TASKS TO CARRY OUT
1. Answer these questions from the bug report about the friend function in a namespace template:
(a) Which two bug numbers does the writer say this bug is related to?
(b) What error does the call "::f(b);" produce?
(c) Besides moving 'f' into another namespace, what other work-around is given?
2. Carry on the bug report about the friend function in a namespace template from its last sentence.

EXCERPT TO READ
--- Begin ---

The bug is related to 8355 and 9230, but I guess it's different.

The following program does not compile; depending on the kind of invocation of 'f' 3 different errors occur (where the messages of 1 and 3 contradict to each other, see below):

namespace A { template < class PIX > class B; }

void f(A::B<int>&);

template < class PIX > class A::B {
  friend void ::f(A::B<int>&);
  PIX z;
};

void f(A::B<int>& i) { int a = i.z; }

int main() {
  A::B<int> b;
  f(b);         // 1. error: f is ambiguous (no, there is no 2nd declaration!)
  ::f(b);       // 2. error: z is private (yes, but 'f' is a friend)
  A::f(b);      // 3. error: f is not a member of A (of course)
}

The only invocation that should yield an error is no. 3. No. 2 should definitely work, and I guess the double colon for the global namespace should be unnecessary anywhere.

No error occurs if I transfer 'f' from the global namespace to another one (C):

namespace A { template < class PIX > class B; }

namespace C { void f(A::B<int>&); }

template < class PIX > class A::B {
  friend void C::f(A::B<int>&);
  PIX z;
};

void C::f(A::B<int>& i) { int a = i.z; }

int main() {
  A::B<int> b;
  C::f(b);           // OK
  using namespace C;
  f(b);              // OK
}

Another work-around is to make 'f' an template function.

--- End ---

[Raw records]
--- Begin ---

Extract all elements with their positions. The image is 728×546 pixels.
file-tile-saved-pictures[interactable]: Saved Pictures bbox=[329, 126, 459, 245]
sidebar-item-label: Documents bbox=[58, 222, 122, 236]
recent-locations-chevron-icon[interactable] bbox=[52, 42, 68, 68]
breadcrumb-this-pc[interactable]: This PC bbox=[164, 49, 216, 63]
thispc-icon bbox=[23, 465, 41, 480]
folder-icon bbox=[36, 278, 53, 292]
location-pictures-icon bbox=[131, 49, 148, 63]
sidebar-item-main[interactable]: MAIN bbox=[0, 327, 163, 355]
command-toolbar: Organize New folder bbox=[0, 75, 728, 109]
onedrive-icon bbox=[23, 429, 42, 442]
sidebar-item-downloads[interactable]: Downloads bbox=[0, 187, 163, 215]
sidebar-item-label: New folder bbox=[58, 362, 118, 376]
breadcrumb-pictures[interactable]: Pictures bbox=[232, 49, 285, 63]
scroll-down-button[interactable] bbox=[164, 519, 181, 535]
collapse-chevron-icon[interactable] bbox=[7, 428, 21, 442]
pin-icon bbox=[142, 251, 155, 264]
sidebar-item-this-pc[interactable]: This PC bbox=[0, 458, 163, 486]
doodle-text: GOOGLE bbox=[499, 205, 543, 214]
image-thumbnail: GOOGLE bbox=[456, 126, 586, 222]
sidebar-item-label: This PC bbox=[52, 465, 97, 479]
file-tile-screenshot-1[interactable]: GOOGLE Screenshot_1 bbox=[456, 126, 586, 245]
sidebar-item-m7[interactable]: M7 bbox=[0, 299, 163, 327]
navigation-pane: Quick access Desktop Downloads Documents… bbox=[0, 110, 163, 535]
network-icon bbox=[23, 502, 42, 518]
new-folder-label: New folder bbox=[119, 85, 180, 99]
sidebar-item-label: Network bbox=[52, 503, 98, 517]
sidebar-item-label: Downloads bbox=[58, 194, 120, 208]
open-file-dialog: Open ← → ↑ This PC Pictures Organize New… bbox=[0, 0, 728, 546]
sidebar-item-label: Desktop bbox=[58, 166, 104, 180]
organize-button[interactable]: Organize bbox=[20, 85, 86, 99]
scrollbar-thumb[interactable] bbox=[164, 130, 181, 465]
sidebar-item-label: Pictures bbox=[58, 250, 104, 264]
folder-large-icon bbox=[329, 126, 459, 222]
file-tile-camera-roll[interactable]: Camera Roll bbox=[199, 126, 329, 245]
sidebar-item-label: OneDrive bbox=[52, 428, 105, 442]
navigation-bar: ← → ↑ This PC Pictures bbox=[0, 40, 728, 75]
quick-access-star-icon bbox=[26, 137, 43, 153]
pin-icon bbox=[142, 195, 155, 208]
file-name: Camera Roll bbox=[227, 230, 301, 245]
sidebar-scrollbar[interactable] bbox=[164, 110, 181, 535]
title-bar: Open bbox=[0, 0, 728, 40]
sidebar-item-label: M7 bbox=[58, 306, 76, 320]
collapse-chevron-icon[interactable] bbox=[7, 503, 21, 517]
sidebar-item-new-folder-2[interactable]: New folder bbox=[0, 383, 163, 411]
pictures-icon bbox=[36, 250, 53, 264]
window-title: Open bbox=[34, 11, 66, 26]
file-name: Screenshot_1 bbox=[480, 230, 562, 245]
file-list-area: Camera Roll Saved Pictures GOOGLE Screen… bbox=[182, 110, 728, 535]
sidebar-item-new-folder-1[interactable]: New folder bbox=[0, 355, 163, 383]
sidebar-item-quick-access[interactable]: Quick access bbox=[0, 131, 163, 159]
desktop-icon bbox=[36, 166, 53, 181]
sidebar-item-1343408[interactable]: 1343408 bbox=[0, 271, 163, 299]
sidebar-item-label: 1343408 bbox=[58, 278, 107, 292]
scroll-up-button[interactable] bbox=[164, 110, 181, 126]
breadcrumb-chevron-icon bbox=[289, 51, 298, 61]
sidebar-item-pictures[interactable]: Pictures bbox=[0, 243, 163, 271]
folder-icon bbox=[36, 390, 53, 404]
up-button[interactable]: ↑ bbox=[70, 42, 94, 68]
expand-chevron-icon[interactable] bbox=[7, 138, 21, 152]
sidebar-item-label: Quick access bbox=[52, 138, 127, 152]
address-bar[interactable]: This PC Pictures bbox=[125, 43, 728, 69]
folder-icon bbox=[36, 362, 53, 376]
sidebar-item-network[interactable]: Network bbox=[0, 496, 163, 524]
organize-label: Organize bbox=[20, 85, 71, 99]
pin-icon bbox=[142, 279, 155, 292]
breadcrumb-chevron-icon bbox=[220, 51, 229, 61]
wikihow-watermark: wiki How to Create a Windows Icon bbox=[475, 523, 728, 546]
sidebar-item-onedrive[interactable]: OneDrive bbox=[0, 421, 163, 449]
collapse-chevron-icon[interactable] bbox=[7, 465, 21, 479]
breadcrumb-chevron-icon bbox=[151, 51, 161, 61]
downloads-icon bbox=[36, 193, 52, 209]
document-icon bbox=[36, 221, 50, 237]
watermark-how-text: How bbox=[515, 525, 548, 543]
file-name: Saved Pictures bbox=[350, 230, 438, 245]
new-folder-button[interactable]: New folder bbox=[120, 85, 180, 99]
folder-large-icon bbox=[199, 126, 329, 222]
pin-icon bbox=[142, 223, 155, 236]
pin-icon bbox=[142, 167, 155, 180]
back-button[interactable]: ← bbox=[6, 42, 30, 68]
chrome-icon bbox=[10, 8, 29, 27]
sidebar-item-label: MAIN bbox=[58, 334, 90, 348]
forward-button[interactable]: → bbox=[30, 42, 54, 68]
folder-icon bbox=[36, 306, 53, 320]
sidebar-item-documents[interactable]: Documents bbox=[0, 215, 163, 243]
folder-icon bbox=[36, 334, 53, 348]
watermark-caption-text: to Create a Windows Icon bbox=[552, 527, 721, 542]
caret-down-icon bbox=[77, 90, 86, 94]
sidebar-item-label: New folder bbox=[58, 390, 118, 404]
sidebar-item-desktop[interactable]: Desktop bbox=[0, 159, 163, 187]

--- End ---

TASK-BY-TASK RESULTS
1.
(a) 8355 and 9230
(b) z is private
(c) Make 'f' a template function.

2.
Comment 1 Jonathan Wakely 2009-12-08 23:11:05 UTC
Confirmed, the friend declaration appears to be declaring f in namespace A, despite the :: qualifier
Comment 2 jag-gnu 2011-01-17 05:37:59 UTC
Output of running a recent g++ on the code in comment 0 with cases 2 and 3 commented out:


bug.cpp: In function ‘void f(A::B<int>&)’:
bug.cpp:7:  error: ‘int A::B<int>::z’ is private
bug.cpp:10: error: within this context
bug.cpp: In function ‘int main()’:
bug.cpp:14: error: call of overloaded ‘f(A::B<int>&)’ is ambiguous
bug.cpp:10: note: candidates are: void f(A::B<int>&)
bug.cpp:6:  note:                 void A::f(A::B<int>&)


Which clearly shows the compiler thinks there is an A::f, even though case 3 says there isn't.

I suspect the code below has the same problem:

//namespace M {                                          // 1
  template <class T> T* makeT() { return new T; }
//}

namespace N {
  class Foo {
    template <class T> friend T* /*M*/::makeT();
    //friend Foo* ::makeT<>();                           // 2
    Foo() {}
  };
}

int main(void)
{
  /*M*/::makeT<N::Foo>();
}

bug.cpp: In function ‘T* makeT() [with T = N::Foo]’:
bug.cpp:14:   instantiated from here
bug.cpp:9: error: ‘N::Foo::Foo()’ is private
bug.cpp:2: error: within this context

Either 1) putting makeT in a class or namespace, or 2) specializing makeT on Foo works around the problem.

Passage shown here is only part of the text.